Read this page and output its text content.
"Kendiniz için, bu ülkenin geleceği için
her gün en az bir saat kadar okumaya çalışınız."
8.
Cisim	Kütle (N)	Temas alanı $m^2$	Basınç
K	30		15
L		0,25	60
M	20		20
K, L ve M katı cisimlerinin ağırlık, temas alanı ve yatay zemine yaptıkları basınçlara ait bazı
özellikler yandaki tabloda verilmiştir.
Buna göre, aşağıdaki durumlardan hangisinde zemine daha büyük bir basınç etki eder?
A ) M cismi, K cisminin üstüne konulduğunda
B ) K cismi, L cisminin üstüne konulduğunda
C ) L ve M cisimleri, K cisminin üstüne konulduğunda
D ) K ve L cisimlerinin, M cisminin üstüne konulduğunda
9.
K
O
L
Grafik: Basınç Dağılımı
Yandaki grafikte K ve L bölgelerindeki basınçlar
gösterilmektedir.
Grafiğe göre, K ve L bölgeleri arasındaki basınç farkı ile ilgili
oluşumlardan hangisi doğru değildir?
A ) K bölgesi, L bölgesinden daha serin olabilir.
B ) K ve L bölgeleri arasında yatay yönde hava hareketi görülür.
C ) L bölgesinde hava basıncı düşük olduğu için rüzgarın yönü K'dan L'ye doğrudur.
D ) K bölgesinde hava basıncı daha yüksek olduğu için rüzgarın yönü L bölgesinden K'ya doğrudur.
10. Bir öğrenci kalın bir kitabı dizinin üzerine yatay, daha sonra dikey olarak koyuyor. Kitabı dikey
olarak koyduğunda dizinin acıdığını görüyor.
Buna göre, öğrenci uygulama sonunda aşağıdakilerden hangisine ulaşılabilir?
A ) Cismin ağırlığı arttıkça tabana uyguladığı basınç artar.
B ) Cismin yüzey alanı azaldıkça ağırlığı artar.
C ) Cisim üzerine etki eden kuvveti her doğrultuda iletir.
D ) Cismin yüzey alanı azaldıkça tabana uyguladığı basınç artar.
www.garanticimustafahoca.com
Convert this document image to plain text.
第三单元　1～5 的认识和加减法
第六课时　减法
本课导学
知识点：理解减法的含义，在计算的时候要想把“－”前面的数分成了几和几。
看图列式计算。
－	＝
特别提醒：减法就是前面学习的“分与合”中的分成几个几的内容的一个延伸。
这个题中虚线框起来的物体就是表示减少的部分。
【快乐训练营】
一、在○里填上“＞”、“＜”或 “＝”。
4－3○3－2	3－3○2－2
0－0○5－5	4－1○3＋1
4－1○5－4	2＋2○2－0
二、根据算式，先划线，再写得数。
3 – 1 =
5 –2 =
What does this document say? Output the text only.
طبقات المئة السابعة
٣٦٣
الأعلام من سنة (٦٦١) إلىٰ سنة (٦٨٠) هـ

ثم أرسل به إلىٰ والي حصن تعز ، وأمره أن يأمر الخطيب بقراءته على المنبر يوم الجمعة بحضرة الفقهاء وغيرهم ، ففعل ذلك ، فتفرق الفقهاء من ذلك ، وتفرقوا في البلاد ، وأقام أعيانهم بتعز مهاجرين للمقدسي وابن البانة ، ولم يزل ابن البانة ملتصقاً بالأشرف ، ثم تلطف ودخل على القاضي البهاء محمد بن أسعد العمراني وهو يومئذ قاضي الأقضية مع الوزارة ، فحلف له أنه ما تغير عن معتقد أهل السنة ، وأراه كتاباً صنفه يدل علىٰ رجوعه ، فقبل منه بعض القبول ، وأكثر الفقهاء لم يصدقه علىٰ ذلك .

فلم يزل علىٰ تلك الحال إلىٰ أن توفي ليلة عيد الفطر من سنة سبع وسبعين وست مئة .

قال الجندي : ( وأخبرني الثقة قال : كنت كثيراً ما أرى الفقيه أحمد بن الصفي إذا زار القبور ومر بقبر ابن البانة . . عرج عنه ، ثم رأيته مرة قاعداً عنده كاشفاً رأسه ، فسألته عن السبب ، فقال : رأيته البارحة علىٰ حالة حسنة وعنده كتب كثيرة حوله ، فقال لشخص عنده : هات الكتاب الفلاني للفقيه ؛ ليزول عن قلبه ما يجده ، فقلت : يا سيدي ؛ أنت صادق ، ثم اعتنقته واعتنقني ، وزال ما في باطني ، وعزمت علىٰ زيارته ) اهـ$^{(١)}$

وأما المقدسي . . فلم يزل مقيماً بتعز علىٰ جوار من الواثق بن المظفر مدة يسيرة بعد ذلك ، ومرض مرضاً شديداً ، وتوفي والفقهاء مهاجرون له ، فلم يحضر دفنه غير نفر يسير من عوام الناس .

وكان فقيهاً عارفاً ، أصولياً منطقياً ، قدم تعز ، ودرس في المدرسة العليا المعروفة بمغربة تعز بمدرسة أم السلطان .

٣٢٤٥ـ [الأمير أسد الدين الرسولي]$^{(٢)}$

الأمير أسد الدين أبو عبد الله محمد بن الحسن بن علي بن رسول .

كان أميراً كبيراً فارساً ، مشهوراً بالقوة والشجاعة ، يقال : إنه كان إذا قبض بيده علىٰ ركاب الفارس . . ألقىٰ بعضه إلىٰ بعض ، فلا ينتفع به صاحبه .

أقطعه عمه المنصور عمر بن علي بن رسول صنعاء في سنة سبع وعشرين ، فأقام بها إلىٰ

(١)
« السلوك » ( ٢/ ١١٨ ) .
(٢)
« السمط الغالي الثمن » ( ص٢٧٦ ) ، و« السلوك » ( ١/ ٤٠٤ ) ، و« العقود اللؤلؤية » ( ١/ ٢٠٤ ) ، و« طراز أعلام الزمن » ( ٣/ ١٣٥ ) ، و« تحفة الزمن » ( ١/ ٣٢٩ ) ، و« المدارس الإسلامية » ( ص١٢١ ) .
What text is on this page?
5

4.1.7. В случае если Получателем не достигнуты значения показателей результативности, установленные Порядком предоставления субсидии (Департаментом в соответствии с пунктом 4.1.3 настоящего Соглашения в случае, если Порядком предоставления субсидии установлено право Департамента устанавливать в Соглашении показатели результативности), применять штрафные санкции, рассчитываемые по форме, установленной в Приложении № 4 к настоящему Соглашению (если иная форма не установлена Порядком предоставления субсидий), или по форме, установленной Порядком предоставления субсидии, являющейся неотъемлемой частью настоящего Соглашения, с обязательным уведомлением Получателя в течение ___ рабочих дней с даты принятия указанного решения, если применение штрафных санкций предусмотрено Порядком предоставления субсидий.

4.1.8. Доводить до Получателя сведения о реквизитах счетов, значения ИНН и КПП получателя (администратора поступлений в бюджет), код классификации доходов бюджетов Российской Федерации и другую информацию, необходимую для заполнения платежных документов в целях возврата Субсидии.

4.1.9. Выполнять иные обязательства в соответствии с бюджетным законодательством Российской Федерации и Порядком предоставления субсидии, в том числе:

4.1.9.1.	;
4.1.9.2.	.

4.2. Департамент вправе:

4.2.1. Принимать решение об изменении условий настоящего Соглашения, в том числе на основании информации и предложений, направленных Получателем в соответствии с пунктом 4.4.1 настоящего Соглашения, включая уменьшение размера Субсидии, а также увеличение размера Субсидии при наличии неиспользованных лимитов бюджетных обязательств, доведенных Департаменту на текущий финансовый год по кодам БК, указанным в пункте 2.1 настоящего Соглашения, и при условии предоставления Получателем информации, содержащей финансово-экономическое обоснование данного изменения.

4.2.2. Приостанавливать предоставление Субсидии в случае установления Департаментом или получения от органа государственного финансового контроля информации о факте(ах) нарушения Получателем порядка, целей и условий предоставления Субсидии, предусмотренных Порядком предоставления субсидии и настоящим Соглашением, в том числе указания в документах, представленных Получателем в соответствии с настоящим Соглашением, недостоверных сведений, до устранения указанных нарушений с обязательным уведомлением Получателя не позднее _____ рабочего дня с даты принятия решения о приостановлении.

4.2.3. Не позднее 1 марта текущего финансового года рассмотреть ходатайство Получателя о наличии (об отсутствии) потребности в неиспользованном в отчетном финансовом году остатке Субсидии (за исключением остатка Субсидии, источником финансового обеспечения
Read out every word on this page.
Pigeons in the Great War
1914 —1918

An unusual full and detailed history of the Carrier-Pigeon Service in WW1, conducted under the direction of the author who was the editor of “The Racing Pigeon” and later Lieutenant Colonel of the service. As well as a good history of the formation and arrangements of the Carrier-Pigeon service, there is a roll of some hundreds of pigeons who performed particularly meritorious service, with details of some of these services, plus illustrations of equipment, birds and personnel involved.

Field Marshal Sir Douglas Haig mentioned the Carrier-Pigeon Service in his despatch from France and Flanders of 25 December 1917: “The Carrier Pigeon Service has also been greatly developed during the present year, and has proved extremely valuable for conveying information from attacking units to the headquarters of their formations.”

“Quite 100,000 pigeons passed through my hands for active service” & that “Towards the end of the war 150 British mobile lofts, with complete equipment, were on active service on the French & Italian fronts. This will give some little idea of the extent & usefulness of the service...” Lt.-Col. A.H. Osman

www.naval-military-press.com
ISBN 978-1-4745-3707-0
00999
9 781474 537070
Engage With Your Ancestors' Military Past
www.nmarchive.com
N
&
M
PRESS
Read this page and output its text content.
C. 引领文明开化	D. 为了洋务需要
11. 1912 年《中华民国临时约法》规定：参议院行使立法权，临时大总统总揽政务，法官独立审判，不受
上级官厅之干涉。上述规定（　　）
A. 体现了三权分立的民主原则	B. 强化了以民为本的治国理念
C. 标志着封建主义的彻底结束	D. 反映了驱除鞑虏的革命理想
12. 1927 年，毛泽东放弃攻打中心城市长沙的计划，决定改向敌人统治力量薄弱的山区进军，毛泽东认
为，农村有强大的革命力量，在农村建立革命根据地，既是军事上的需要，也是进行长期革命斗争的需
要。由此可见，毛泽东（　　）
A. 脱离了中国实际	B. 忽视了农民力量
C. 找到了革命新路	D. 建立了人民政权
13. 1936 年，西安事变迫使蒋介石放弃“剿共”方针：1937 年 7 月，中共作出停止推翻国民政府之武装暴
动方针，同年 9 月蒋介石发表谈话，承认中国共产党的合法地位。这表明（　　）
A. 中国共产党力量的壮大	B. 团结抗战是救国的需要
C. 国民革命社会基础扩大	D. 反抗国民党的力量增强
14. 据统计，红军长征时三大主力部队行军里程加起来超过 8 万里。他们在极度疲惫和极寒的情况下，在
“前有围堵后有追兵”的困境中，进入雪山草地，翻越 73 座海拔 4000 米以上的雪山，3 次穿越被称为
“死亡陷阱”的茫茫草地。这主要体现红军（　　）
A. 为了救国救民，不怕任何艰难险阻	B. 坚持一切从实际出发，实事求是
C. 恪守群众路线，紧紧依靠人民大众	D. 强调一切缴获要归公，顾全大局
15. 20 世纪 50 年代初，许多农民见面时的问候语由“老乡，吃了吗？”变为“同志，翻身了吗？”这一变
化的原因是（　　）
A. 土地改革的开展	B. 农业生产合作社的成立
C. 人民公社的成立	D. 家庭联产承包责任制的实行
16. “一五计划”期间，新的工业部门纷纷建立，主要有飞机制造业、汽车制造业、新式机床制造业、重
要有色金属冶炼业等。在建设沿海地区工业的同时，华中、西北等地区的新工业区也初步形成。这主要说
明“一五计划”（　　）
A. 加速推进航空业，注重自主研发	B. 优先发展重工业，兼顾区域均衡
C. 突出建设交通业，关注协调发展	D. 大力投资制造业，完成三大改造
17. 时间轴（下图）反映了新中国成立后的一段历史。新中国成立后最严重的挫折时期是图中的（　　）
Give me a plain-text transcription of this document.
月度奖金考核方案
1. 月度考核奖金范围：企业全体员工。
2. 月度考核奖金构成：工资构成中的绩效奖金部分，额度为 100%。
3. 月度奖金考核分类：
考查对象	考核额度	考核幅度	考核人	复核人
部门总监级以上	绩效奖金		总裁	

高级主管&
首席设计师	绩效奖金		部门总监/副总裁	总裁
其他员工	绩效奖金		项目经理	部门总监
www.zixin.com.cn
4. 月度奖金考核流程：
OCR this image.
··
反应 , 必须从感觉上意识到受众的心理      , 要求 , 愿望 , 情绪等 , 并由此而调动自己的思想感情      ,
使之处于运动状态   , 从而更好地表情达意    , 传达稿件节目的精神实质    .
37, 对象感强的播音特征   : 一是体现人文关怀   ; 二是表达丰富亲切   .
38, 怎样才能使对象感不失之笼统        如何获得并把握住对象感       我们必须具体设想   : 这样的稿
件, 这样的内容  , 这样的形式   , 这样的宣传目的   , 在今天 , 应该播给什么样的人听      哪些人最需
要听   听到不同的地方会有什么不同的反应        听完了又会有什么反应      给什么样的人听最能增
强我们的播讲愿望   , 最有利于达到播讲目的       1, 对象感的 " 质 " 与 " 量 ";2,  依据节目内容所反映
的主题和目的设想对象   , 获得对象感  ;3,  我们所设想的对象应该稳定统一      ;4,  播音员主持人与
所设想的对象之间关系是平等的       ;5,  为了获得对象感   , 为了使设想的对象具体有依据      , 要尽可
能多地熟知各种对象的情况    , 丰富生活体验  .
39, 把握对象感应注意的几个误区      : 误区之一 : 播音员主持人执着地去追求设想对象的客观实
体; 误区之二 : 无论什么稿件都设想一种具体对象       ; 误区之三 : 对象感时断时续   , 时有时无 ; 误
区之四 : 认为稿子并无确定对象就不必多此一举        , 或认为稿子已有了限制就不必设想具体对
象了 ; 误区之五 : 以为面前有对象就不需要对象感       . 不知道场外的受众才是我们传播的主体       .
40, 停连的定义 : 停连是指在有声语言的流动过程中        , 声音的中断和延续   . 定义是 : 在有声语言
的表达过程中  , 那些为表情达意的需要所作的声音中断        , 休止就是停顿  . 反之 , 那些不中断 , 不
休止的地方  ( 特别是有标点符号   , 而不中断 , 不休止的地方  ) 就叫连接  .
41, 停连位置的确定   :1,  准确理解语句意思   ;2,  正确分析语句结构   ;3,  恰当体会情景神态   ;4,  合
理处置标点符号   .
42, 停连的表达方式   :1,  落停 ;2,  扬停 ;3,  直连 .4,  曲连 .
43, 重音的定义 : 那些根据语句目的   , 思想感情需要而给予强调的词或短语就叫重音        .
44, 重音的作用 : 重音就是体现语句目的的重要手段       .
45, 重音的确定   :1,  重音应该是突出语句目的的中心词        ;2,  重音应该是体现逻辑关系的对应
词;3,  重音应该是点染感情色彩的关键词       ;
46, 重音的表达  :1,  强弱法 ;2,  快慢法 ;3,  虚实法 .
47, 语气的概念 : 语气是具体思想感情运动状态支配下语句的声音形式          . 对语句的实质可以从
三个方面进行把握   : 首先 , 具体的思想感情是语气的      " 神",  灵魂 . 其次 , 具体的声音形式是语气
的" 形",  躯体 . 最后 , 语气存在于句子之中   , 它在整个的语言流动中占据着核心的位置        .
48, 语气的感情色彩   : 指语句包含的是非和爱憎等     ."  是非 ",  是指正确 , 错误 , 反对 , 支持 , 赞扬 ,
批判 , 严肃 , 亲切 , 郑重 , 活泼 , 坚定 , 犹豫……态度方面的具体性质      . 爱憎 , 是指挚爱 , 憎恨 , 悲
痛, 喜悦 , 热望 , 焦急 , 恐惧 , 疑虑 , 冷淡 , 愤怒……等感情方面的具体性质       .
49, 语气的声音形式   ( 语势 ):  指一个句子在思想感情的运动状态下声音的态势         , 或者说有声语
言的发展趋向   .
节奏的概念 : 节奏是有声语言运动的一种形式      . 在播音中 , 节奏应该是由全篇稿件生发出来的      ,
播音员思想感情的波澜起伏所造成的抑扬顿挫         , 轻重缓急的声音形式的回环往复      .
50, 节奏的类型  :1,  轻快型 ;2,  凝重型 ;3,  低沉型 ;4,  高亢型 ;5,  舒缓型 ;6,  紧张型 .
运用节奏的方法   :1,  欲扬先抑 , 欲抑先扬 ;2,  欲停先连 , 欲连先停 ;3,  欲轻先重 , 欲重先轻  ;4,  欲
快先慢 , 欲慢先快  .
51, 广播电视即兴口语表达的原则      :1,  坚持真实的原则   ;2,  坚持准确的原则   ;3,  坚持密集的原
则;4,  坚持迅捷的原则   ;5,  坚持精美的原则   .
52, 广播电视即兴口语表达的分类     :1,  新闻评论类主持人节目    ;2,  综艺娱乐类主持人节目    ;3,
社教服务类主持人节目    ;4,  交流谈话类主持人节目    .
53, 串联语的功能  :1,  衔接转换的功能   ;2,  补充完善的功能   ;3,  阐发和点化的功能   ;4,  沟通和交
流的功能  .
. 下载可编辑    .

- _Problem statement_: Find and copy every line in the entries above where the string "информации" occurs.

- _Written response_:
4.2.1. Принимать решение об изменении условий настоящего Соглашения, в том числе на основании информации и предложений, направленных Получателем в соответствии с пунктом 4.4.1 настоящего Соглашения, включая уменьшение размера Субсидии, а также увеличение размера Субсидии при наличии неиспользованных лимитов бюджетных обязательств, доведенных Департаменту на текущий финансовый год по кодам БК, указанным в пункте 2.1 настоящего Соглашения, и при условии предоставления Получателем информации, содержащей финансово-экономическое обоснование данного изменения.
4.2.2. Приостанавливать предоставление Субсидии в случае установления Департаментом или получения от органа государственного финансового контроля информации о факте(ах) нарушения Получателем порядка, целей и условий предоставления Субсидии, предусмотренных Порядком предоставления субсидии и настоящим Соглашением, в том числе указания в документах, представленных Получателем в соответствии с настоящим Соглашением, недостоверных сведений, до устранения указанных нарушений с обязательным уведомлением Получателя не позднее _____ рабочего дня с даты принятия решения о приостановлении.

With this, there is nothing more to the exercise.